### Set exercise:
Extract every line that contains the word "Velocity".

### Saved data entries:

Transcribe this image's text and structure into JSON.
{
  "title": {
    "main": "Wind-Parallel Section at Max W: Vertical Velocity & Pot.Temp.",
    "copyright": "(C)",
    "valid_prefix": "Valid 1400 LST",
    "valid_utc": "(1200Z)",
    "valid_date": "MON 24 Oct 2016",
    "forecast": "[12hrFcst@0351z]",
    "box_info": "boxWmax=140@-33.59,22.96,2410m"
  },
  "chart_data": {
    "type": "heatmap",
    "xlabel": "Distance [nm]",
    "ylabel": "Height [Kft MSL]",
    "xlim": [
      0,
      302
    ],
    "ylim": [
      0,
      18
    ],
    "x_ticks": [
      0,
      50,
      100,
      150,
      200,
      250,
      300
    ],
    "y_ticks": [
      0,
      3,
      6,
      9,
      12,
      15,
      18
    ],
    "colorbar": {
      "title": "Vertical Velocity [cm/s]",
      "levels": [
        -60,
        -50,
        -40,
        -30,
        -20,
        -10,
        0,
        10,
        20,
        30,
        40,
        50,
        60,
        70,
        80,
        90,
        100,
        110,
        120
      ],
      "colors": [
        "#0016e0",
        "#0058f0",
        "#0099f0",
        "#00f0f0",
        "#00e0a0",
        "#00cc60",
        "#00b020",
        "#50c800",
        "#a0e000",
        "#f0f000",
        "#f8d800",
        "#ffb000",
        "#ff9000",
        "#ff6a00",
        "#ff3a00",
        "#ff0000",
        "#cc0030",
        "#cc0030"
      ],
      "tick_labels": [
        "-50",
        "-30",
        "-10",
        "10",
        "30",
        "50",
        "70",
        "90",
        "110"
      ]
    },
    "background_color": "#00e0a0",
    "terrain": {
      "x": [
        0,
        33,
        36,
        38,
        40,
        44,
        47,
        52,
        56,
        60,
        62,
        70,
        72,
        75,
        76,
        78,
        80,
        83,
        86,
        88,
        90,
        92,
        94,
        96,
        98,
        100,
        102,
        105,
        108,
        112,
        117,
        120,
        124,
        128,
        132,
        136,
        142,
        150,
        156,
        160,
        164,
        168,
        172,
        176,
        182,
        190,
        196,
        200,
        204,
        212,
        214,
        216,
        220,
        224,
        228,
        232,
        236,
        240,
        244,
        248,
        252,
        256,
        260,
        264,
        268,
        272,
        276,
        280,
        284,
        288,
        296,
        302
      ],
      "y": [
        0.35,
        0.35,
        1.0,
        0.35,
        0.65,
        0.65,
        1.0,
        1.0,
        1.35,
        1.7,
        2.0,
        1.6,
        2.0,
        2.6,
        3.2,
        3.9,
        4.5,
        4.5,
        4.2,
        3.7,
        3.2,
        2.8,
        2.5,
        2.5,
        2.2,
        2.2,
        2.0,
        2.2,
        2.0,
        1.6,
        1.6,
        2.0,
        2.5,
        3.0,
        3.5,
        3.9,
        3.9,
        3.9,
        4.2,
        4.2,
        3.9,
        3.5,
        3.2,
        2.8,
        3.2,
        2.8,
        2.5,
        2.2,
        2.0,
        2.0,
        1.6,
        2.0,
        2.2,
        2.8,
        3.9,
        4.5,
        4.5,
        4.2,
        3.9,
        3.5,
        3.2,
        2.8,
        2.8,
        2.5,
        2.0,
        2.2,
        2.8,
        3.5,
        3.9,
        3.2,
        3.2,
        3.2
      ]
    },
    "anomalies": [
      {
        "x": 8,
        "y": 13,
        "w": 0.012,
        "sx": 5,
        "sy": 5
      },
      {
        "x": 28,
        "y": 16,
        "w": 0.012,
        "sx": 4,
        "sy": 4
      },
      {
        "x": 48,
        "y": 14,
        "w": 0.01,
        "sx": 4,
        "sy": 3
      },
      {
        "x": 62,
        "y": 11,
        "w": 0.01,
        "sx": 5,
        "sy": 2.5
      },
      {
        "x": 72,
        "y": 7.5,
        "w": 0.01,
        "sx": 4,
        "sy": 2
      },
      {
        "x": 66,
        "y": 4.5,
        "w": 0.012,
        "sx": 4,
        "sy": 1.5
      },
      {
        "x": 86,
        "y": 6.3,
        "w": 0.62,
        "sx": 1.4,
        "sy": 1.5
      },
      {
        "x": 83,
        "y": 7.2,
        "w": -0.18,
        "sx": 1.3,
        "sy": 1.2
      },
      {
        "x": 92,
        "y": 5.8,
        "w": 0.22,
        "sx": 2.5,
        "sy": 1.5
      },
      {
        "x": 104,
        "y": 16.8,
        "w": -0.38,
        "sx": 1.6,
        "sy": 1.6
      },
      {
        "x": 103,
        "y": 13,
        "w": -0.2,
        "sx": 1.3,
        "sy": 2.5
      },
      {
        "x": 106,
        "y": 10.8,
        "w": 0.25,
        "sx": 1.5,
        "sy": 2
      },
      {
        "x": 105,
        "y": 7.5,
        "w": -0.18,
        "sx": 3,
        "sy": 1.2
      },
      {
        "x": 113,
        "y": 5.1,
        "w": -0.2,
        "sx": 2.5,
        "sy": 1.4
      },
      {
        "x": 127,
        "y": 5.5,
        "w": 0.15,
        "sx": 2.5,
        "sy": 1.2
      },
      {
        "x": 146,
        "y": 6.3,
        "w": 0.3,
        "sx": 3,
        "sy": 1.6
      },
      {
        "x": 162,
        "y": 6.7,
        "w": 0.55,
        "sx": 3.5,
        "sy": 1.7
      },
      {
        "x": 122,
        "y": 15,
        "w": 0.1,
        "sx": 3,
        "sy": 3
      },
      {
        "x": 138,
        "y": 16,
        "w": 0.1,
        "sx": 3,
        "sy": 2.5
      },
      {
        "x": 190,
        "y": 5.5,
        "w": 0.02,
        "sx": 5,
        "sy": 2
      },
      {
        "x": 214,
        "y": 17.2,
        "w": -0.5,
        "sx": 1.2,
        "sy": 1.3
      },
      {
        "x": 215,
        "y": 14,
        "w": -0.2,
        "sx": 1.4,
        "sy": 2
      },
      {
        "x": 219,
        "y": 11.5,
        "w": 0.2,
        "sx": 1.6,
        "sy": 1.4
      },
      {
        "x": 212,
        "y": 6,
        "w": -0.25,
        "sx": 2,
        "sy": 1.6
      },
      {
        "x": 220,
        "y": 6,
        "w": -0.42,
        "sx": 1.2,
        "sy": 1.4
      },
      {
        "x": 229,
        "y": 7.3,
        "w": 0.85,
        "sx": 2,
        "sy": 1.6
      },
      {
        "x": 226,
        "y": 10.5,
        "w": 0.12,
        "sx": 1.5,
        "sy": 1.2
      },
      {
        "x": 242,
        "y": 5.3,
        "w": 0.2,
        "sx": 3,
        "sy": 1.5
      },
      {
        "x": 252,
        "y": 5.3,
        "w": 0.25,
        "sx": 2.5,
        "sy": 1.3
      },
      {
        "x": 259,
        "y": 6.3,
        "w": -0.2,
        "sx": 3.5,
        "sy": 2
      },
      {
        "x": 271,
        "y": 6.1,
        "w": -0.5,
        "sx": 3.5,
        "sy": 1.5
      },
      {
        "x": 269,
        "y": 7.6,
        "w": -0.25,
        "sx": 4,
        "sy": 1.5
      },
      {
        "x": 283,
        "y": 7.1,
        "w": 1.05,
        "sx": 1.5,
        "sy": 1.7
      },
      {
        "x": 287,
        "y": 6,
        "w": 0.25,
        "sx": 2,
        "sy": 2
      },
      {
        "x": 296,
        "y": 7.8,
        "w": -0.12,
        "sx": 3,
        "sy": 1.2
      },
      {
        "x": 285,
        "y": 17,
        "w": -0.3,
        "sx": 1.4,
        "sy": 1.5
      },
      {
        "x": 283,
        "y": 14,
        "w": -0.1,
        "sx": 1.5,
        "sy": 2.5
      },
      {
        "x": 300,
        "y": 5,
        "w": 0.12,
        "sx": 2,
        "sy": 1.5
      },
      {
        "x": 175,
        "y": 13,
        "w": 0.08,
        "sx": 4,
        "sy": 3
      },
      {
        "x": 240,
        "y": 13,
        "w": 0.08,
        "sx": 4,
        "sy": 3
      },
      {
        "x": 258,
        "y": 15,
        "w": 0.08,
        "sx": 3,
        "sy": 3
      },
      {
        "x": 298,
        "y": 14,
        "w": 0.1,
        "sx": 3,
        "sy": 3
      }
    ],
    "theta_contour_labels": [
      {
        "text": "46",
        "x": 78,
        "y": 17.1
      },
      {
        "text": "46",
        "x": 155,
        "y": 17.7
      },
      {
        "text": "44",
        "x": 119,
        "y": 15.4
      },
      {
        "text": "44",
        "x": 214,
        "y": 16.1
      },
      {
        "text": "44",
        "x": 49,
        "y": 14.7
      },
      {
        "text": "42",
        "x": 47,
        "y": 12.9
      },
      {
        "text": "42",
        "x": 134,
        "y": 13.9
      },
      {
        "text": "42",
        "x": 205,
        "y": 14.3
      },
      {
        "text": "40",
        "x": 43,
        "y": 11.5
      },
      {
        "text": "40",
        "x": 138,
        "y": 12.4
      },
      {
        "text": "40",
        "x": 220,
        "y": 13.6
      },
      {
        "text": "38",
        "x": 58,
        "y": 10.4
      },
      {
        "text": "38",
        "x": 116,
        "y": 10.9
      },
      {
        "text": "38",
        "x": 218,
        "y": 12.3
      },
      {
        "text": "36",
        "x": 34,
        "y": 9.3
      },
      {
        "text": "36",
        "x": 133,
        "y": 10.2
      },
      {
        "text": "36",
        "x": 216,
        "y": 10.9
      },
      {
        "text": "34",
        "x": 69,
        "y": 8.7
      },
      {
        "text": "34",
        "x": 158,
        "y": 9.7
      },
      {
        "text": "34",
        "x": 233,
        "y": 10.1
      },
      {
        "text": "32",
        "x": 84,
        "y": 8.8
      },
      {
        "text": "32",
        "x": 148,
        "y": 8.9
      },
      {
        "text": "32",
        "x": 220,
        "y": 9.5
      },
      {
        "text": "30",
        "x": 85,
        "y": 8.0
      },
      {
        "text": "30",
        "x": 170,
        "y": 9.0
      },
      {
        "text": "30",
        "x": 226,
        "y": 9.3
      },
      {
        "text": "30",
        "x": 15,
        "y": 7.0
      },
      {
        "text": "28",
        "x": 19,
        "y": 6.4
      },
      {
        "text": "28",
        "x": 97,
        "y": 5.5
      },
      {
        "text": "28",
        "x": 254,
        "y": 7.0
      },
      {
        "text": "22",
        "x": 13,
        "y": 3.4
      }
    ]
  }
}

### The completed task:
    "main": "Wind-Parallel Section at Max W: Vertical Velocity & Pot.Temp.",
      "title": "Vertical Velocity [cm/s]",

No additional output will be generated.